## Prompt 1
Repeat the lines of the records exactly, from the start of the records through the line containing "entrance-sign-photo: BROLL MOUNTAIN".

BEGIN Document excerpt

If you’ve watched any soccer broadcasts in the last few years, you’ve almost definitely seen a number flash on the screen that reads something like “1.7 xG” next to a team’s name. It’s cited in post-match graphics, endlessly debated on social media and has become a staple of analyst, bettor and even casual fan parlance. But for a number that’s always there, there are a lot of folks who don’t quite know what it measures and why it matters.
Expected goals, or xG as it is more commonly referred to, is soccer most cited advanced metric, but it doesn’t work in isolation. It sits alongside possession stats, passing accuracy and an ever-growing library of data points that combine to tell a much richer story of a match than the final scoreline ever could. Getting to know how these metrics work, and more importantly, where their limits are, can change the way you watch, discuss and even bet on the sport.
What Expected Goals (xG) Actually Measures
Expected goals basically gives every shot taken in a game a probability, the likelihood of that particular attempt going in, using data from thousands of similar shots previously. A two-yard tap-in with an open net might have an xG of around 0.9, so that kind of shot goes in about ninety percent of the time. A speculative effort from thirty yards with a defender closing in might have an xG of 0.03. This shows how infrequently shots from that distance and angle go in.
The calculation is based on a model that takes into account multiple variables at the same time. Shot distance and angle from goal matter enormously, as does the type of assist that set up the chance, whether the shot was taken with a player’s stronger or weaker foot and how many defenders were between the shooter and the goalkeeper. Some models also take into account the speed of the attack as quick counter-attacks are more likely to catch the defenses out of position and produce better quality chances than slower, more static build-up play.
Every shot in a match gets a probability score . These scores are then summed to create a team xG for the match . A team that creates 2.4 xG has created a collection of chances that, on average, would be predicted to yield about two to three goals. If that same team only scored one goal, the conversation naturally turns to quality of finishing, goalkeeper performance, or sheer bad luck – the sort of insight that raw goal totals can’t offer on their own.

END Document excerpt
BEGIN Supplied data

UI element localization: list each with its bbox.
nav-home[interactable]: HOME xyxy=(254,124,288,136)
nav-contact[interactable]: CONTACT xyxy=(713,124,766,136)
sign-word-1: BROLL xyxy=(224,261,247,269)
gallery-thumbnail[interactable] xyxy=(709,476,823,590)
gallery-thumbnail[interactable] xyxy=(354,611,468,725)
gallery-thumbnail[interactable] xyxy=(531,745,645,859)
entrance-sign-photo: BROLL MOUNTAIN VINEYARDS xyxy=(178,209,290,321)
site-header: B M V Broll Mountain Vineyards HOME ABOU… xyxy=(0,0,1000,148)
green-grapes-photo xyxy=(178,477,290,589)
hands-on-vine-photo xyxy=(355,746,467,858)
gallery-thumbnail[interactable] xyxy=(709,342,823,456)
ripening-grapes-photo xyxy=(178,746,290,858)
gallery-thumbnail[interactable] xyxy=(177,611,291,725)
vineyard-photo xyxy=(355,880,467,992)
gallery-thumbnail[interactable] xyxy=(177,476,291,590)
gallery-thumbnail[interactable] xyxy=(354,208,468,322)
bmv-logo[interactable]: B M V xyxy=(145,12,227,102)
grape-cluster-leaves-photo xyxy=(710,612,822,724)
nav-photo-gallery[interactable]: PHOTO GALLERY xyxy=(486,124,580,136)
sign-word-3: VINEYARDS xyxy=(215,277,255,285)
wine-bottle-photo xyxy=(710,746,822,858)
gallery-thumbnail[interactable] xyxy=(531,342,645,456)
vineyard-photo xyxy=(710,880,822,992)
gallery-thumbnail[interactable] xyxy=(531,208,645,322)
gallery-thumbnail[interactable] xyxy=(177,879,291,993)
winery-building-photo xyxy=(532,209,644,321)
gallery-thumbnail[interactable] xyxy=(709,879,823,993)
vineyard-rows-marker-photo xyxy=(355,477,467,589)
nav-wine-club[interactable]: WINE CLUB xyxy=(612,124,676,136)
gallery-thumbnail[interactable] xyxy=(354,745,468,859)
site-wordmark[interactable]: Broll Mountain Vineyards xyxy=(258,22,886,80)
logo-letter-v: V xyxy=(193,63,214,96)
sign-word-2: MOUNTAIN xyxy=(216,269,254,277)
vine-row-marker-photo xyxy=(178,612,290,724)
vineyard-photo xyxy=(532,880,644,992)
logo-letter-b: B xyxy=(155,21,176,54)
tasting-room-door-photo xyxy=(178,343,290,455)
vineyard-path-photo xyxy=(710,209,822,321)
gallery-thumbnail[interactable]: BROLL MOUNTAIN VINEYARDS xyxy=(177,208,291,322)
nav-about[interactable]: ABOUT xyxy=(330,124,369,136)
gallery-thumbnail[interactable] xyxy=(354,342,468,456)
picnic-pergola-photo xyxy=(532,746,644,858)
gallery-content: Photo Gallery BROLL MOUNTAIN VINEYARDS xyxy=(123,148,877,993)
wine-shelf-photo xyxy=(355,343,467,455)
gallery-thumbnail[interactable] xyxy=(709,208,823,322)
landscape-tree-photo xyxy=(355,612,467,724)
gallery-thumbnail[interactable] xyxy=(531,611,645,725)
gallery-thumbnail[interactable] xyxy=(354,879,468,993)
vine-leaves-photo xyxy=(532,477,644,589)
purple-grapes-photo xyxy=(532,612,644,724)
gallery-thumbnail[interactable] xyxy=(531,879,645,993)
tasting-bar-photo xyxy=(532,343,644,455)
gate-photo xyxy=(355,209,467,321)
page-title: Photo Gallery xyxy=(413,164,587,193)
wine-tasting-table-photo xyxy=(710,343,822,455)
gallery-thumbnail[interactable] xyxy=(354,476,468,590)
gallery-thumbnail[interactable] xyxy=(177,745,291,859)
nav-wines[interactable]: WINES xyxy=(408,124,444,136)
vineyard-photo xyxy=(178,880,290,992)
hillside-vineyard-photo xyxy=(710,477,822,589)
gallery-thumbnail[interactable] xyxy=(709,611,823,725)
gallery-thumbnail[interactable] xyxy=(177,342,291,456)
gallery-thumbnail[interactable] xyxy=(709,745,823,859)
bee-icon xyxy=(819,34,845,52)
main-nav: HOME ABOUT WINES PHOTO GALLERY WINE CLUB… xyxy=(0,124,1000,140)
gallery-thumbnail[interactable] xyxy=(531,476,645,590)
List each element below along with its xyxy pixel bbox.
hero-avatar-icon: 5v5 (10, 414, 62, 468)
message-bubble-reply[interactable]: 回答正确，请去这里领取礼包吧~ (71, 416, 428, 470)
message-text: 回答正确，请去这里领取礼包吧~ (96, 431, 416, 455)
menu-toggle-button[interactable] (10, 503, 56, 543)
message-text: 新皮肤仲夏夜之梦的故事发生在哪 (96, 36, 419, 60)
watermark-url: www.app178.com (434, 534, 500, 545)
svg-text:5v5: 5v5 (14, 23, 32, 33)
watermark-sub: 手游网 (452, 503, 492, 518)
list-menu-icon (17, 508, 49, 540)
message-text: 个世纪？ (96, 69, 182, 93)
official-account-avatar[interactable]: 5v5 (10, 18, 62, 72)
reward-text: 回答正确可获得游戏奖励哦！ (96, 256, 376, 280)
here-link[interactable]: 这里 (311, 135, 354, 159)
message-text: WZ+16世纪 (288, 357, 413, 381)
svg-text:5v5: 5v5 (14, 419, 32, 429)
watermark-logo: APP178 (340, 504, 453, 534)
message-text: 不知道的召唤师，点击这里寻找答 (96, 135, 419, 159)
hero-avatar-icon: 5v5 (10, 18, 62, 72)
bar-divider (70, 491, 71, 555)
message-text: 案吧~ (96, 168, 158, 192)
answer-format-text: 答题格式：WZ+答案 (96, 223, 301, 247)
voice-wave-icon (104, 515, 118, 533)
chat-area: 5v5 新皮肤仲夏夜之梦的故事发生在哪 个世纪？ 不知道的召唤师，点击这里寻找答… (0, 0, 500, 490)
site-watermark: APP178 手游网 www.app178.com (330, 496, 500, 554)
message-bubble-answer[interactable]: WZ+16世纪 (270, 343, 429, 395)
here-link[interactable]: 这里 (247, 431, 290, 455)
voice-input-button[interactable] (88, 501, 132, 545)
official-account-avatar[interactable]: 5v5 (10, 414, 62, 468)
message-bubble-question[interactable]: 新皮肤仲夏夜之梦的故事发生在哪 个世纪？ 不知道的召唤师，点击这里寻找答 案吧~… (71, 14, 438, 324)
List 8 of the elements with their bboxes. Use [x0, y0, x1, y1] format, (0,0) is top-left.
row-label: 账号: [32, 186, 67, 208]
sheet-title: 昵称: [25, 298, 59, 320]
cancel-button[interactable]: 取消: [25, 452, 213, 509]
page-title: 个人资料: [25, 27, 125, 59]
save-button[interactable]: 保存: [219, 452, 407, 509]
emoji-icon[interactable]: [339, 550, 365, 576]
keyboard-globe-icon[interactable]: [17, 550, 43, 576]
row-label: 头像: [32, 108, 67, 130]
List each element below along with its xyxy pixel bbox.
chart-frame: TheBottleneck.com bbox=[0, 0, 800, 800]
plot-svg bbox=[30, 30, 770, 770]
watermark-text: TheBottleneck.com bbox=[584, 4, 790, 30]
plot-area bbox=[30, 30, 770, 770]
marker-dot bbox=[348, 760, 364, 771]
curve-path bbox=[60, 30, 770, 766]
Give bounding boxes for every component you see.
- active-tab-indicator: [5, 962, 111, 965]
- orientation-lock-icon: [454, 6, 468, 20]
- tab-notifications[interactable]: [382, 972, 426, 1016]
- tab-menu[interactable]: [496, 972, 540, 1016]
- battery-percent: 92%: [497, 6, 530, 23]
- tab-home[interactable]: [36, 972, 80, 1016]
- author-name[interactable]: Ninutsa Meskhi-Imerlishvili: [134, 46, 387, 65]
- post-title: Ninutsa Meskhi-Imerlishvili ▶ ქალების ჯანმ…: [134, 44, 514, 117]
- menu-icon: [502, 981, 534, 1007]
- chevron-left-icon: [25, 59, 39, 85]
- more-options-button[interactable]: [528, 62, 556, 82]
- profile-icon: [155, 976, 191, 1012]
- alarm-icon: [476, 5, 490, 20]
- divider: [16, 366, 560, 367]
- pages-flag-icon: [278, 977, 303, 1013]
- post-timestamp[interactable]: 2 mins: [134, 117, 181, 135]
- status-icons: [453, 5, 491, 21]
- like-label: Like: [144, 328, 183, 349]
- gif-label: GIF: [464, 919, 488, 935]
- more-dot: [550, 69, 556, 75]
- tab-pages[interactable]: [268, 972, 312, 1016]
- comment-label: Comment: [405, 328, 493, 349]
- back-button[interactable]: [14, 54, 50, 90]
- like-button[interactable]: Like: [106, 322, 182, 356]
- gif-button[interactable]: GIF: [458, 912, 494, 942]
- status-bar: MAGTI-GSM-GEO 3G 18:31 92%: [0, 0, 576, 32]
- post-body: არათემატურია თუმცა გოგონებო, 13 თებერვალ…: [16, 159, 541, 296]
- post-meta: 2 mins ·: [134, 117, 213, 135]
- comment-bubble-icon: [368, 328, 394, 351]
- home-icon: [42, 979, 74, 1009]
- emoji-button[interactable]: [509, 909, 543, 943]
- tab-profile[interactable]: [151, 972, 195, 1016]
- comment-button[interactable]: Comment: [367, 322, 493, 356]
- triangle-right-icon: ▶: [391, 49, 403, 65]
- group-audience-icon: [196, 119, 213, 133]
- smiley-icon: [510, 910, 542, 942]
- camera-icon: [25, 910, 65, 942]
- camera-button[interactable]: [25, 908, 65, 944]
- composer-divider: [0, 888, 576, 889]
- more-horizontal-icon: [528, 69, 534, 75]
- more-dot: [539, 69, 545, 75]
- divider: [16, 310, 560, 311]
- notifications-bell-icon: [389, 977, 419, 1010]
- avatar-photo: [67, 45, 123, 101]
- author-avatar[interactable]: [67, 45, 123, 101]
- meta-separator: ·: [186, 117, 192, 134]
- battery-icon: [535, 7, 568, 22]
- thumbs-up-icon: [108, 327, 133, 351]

END Supplied data

## Prompt 2
In the passage on expected goals, rewrite the part from "What Expected Goals" to "angle go in.", replacing "speculative" with "hopeful".

## Final answer 1
UI element localization: list each with its bbox.
nav-home[interactable]: HOME xyxy=(254,124,288,136)
nav-contact[interactable]: CONTACT xyxy=(713,124,766,136)
sign-word-1: BROLL xyxy=(224,261,247,269)
gallery-thumbnail[interactable] xyxy=(709,476,823,590)
gallery-thumbnail[interactable] xyxy=(354,611,468,725)
gallery-thumbnail[interactable] xyxy=(531,745,645,859)
entrance-sign-photo: BROLL MOUNTAIN VINEYARDS xyxy=(178,209,290,321)

## Final answer 2
What Expected Goals (xG) Actually Measures
Expected goals basically gives every shot taken in a game a probability, the likelihood of that particular attempt going in, using data from thousands of similar shots previously. A two-yard tap-in with an open net might have an xG of around 0.9, so that kind of shot goes in about ninety percent of the time. A hopeful effort from thirty yards with a defender closing in might have an xG of 0.03. This shows how infrequently shots from that distance and angle go in.